= Exercise details =
Please copy the lines below character for character, starting at the line that contains "x-tick-label: 4.00% <box>129" and ending after the line that contains "x-tick-label: 3.00% <box>50 646 103 668</box>".

= Material for this exercise =
----------------------------------------
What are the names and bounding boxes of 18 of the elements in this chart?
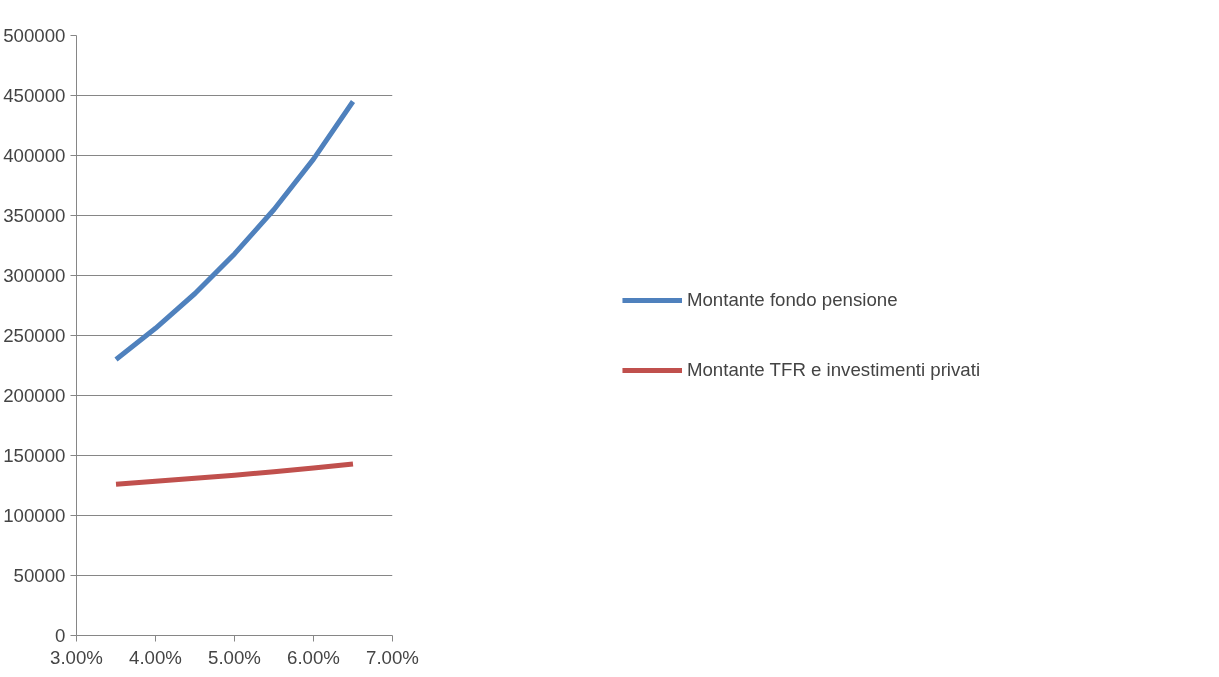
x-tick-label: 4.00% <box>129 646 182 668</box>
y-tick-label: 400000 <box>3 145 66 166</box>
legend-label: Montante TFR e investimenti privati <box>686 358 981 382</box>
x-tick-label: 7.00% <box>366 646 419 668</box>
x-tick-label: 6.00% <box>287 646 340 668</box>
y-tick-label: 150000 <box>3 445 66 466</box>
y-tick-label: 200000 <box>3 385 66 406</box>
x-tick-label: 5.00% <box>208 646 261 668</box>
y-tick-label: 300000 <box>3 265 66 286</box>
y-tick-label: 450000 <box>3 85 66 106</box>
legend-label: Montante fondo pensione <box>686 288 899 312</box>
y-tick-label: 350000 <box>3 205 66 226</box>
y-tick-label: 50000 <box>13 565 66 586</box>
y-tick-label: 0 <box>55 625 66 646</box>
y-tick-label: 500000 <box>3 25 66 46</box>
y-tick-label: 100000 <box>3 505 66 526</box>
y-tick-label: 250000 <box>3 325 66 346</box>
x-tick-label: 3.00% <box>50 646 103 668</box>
----------------------------------------
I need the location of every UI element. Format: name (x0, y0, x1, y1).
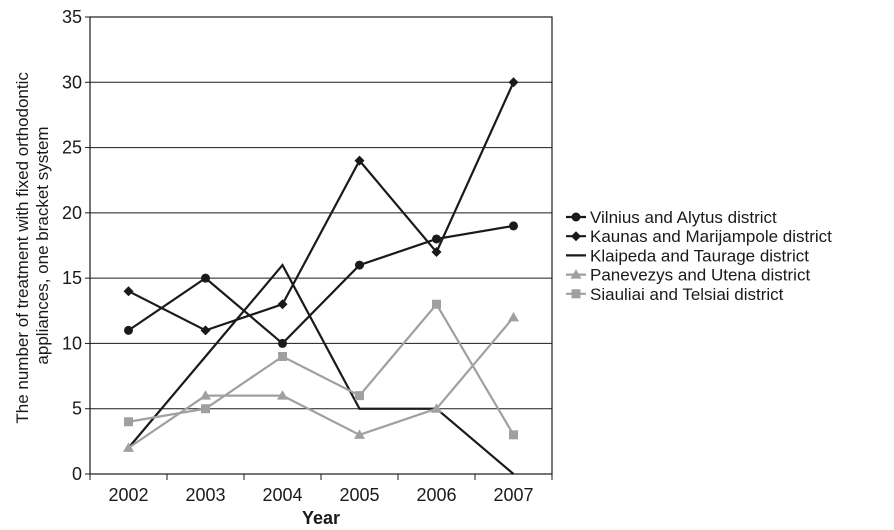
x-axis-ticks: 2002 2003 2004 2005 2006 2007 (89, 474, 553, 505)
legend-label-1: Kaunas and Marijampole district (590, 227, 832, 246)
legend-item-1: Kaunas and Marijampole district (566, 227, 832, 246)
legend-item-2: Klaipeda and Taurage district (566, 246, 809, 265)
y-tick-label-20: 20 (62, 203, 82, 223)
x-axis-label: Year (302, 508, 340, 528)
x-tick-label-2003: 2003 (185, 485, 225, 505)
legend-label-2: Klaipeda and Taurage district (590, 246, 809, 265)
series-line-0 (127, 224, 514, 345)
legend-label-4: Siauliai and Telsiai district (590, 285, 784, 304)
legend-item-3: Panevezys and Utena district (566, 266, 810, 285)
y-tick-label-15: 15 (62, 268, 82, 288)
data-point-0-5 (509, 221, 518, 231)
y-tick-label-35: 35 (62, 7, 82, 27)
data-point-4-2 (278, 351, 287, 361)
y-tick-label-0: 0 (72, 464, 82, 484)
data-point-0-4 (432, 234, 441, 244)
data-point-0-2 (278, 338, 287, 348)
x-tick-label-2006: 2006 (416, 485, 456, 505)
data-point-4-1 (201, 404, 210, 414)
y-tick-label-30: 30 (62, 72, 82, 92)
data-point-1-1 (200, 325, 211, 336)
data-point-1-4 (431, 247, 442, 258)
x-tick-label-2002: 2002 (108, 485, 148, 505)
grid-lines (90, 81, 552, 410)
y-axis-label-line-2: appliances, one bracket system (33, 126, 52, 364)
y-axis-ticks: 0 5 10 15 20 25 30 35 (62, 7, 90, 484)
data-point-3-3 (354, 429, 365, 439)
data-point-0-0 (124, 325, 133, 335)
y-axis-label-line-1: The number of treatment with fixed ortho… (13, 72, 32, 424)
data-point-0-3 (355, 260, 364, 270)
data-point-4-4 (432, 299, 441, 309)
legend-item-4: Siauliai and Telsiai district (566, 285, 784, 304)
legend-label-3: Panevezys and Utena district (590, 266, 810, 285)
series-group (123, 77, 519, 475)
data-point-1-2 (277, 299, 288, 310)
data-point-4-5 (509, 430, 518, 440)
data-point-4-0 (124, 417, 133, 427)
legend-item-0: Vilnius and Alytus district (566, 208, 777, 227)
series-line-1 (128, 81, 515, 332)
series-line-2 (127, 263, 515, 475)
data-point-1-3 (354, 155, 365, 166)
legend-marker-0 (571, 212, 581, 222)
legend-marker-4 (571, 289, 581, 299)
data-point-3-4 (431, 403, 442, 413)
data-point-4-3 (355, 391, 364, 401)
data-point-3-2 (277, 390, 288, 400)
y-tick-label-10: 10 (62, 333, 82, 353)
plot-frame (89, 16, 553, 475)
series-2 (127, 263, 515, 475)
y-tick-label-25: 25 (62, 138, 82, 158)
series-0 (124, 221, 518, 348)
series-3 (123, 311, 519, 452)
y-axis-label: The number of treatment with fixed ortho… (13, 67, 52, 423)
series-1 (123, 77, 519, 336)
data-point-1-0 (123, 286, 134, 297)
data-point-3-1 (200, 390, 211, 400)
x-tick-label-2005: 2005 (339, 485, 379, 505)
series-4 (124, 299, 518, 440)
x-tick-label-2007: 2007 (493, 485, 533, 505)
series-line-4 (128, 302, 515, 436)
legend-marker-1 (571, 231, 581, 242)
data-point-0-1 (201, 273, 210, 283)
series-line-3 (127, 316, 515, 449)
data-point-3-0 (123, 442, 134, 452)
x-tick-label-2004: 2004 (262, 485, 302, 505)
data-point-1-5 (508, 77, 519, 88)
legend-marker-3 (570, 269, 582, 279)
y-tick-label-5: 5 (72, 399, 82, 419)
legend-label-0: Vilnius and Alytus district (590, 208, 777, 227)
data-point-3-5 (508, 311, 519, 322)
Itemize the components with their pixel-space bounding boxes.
----------------------------------------
= Result of the exercise =
x-tick-label: 4.00% <box>129 646 182 668</box>
y-tick-label: 400000 <box>3 145 66 166</box>
legend-label: Montante TFR e investimenti privati <box>686 358 981 382</box>
x-tick-label: 7.00% <box>366 646 419 668</box>
x-tick-label: 6.00% <box>287 646 340 668</box>
y-tick-label: 150000 <box>3 445 66 466</box>
y-tick-label: 200000 <box>3 385 66 406</box>
x-tick-label: 5.00% <box>208 646 261 668</box>
y-tick-label: 300000 <box>3 265 66 286</box>
y-tick-label: 450000 <box>3 85 66 106</box>
legend-label: Montante fondo pensione <box>686 288 899 312</box>
y-tick-label: 350000 <box>3 205 66 226</box>
y-tick-label: 50000 <box>13 565 66 586</box>
y-tick-label: 0 <box>55 625 66 646</box>
y-tick-label: 500000 <box>3 25 66 46</box>
y-tick-label: 100000 <box>3 505 66 526</box>
y-tick-label: 250000 <box>3 325 66 346</box>
x-tick-label: 3.00% <box>50 646 103 668</box>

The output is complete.